[Data lines start]

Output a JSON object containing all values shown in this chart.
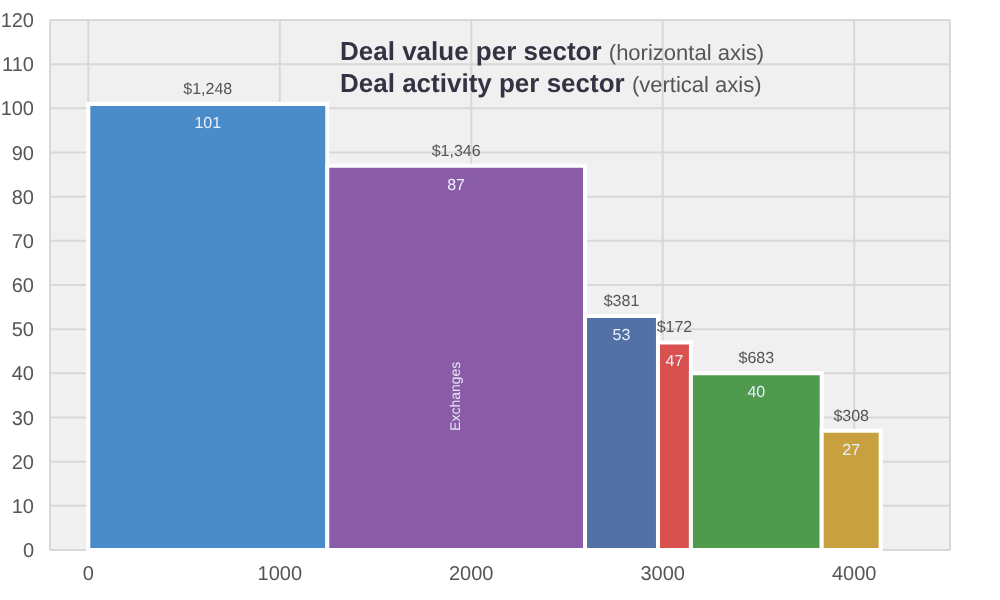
{
  "chart_data": {
    "type": "histogram",
    "title": "Deal value per sector (horizontal axis)",
    "subtitle": "Deal activity per sector (vertical axis)",
    "bins": [
      0,
      1248,
      2594,
      2975,
      3147,
      3830,
      4138
    ],
    "values": [
      101,
      87,
      53,
      47,
      40,
      27
    ],
    "colors": [
      "#4a8bc9",
      "#8a5ca8",
      "#5272a6",
      "#d9514e",
      "#4f9a4c",
      "#c9a03e"
    ],
    "data_labels": true,
    "annotations": [
      {
        "text": "$1,248",
        "x": 624,
        "y": 101
      },
      {
        "text": "$1,346",
        "x": 1921,
        "y": 87
      },
      {
        "text": "$381",
        "x": 2784.5,
        "y": 53
      },
      {
        "text": "$172",
        "x": 3061,
        "y": 47
      },
      {
        "text": "$683",
        "x": 3488.5,
        "y": 40
      },
      {
        "text": "$308",
        "x": 3984,
        "y": 27
      },
      "Exchanges"
    ],
    "xlim": [
      -200,
      4500
    ],
    "xticks": [
      0,
      1000,
      2000,
      3000,
      4000
    ],
    "ylim": [
      0,
      120
    ],
    "yticks": [
      0,
      10,
      20,
      30,
      40,
      50,
      60,
      70,
      80,
      90,
      100,
      110,
      120
    ],
    "grid": true
  }
}
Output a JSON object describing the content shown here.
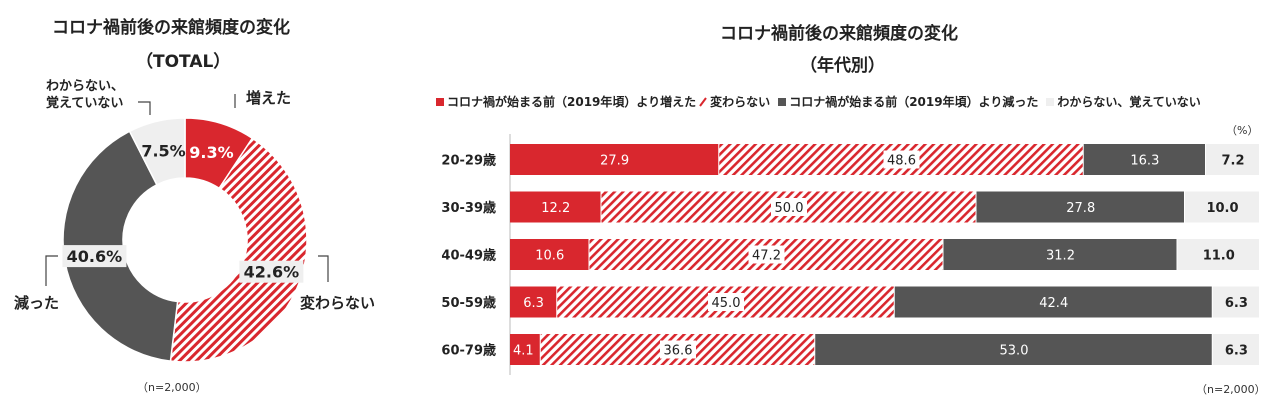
{
  "left": {
    "title": "コロナ禍前後の来館頻度の変化",
    "subtitle": "（TOTAL）",
    "note": "（n=2,000）",
    "labels": {
      "increased": "増えた",
      "unchanged": "変わらない",
      "decreased": "減った",
      "unknown_line1": "わからない、",
      "unknown_line2": "覚えていない"
    }
  },
  "right": {
    "title": "コロナ禍前後の来館頻度の変化",
    "subtitle": "（年代別）",
    "unit": "（%）",
    "note": "（n=2,000）",
    "legend": [
      "コロナ禍が始まる前（2019年頃）より増えた",
      "変わらない",
      "コロナ禍が始まる前（2019年頃）より減った",
      "わからない、覚えていない"
    ]
  },
  "colors": {
    "increased": "#d9272e",
    "unchanged_stripe": "#d9272e",
    "decreased": "#555555",
    "unknown": "#efefef"
  },
  "chart_data": [
    {
      "type": "pie",
      "title": "コロナ禍前後の来館頻度の変化（TOTAL）",
      "labels": [
        "増えた",
        "変わらない",
        "減った",
        "わからない、覚えていない"
      ],
      "values": [
        9.3,
        42.6,
        40.6,
        7.5
      ],
      "value_labels": [
        "9.3%",
        "42.6%",
        "40.6%",
        "7.5%"
      ]
    },
    {
      "type": "bar",
      "stacked": true,
      "orientation": "horizontal",
      "title": "コロナ禍前後の来館頻度の変化（年代別）",
      "categories": [
        "20-29歳",
        "30-39歳",
        "40-49歳",
        "50-59歳",
        "60-79歳"
      ],
      "series": [
        {
          "name": "コロナ禍が始まる前（2019年頃）より増えた",
          "values": [
            27.9,
            12.2,
            10.6,
            6.3,
            4.1
          ],
          "labels": [
            "27.9",
            "12.2",
            "10.6",
            "6.3",
            "4.1"
          ]
        },
        {
          "name": "変わらない",
          "values": [
            48.6,
            50.0,
            47.2,
            45.0,
            36.6
          ],
          "labels": [
            "48.6",
            "50.0",
            "47.2",
            "45.0",
            "36.6"
          ]
        },
        {
          "name": "コロナ禍が始まる前（2019年頃）より減った",
          "values": [
            16.3,
            27.8,
            31.2,
            42.4,
            53.0
          ],
          "labels": [
            "16.3",
            "27.8",
            "31.2",
            "42.4",
            "53.0"
          ]
        },
        {
          "name": "わからない、覚えていない",
          "values": [
            7.2,
            10.0,
            11.0,
            6.3,
            6.3
          ],
          "labels": [
            "7.2",
            "10.0",
            "11.0",
            "6.3",
            "6.3"
          ]
        }
      ],
      "xlim": [
        0,
        100
      ],
      "xlabel": "",
      "ylabel": ""
    }
  ]
}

[Data lines end]

**Directive**.
Print each line of the material above exactly, with the pictures removed from your copy.

**In response**.
Output a JSON object containing all values shown in this chart.
{
  "chart_data": {
    "type": "histogram",
    "title": "Deal value per sector (horizontal axis)",
    "subtitle": "Deal activity per sector (vertical axis)",
    "bins": [
      0,
      1248,
      2594,
      2975,
      3147,
      3830,
      4138
    ],
    "values": [
      101,
      87,
      53,
      47,
      40,
      27
    ],
    "colors": [
      "#4a8bc9",
      "#8a5ca8",
      "#5272a6",
      "#d9514e",
      "#4f9a4c",
      "#c9a03e"
    ],
    "data_labels": true,
    "annotations": [
      {
        "text": "$1,248",
        "x": 624,
        "y": 101
      },
      {
        "text": "$1,346",
        "x": 1921,
        "y": 87
      },
      {
        "text": "$381",
        "x": 2784.5,
        "y": 53
      },
      {
        "text": "$172",
        "x": 3061,
        "y": 47
      },
      {
        "text": "$683",
        "x": 3488.5,
        "y": 40
      },
      {
        "text": "$308",
        "x": 3984,
        "y": 27
      },
      "Exchanges"
    ],
    "xlim": [
      -200,
      4500
    ],
    "xticks": [
      0,
      1000,
      2000,
      3000,
      4000
    ],
    "ylim": [
      0,
      120
    ],
    "yticks": [
      0,
      10,
      20,
      30,
      40,
      50,
      60,
      70,
      80,
      90,
      100,
      110,
      120
    ],
    "grid": true
  }
}
Output a JSON object describing the content shown here.
{
  "left": {
    "title": "コロナ禍前後の来館頻度の変化",
    "subtitle": "（TOTAL）",
    "note": "（n=2,000）",
    "labels": {
      "increased": "増えた",
      "unchanged": "変わらない",
      "decreased": "減った",
      "unknown_line1": "わからない、",
      "unknown_line2": "覚えていない"
    }
  },
  "right": {
    "title": "コロナ禍前後の来館頻度の変化",
    "subtitle": "（年代別）",
    "unit": "（%）",
    "note": "（n=2,000）",
    "legend": [
      "コロナ禍が始まる前（2019年頃）より増えた",
      "変わらない",
      "コロナ禍が始まる前（2019年頃）より減った",
      "わからない、覚えていない"
    ]
  },
  "colors": {
    "increased": "#d9272e",
    "unchanged_stripe": "#d9272e",
    "decreased": "#555555",
    "unknown": "#efefef"
  },
  "chart_data": [
    {
      "type": "pie",
      "title": "コロナ禍前後の来館頻度の変化（TOTAL）",
      "labels": [
        "増えた",
        "変わらない",
        "減った",
        "わからない、覚えていない"
      ],
      "values": [
        9.3,
        42.6,
        40.6,
        7.5
      ],
      "value_labels": [
        "9.3%",
        "42.6%",
        "40.6%",
        "7.5%"
      ]
    },
    {
      "type": "bar",
      "stacked": true,
      "orientation": "horizontal",
      "title": "コロナ禍前後の来館頻度の変化（年代別）",
      "categories": [
        "20-29歳",
        "30-39歳",
        "40-49歳",
        "50-59歳",
        "60-79歳"
      ],
      "series": [
        {
          "name": "コロナ禍が始まる前（2019年頃）より増えた",
          "values": [
            27.9,
            12.2,
            10.6,
            6.3,
            4.1
          ],
          "labels": [
            "27.9",
            "12.2",
            "10.6",
            "6.3",
            "4.1"
          ]
        },
        {
          "name": "変わらない",
          "values": [
            48.6,
            50.0,
            47.2,
            45.0,
            36.6
          ],
          "labels": [
            "48.6",
            "50.0",
            "47.2",
            "45.0",
            "36.6"
          ]
        },
        {
          "name": "コロナ禍が始まる前（2019年頃）より減った",
          "values": [
            16.3,
            27.8,
            31.2,
            42.4,
            53.0
          ],
          "labels": [
            "16.3",
            "27.8",
            "31.2",
            "42.4",
            "53.0"
          ]
        },
        {
          "name": "わからない、覚えていない",
          "values": [
            7.2,
            10.0,
            11.0,
            6.3,
            6.3
          ],
          "labels": [
            "7.2",
            "10.0",
            "11.0",
            "6.3",
            "6.3"
          ]
        }
      ],
      "xlim": [
        0,
        100
      ],
      "xlabel": "",
      "ylabel": ""
    }
  ]
}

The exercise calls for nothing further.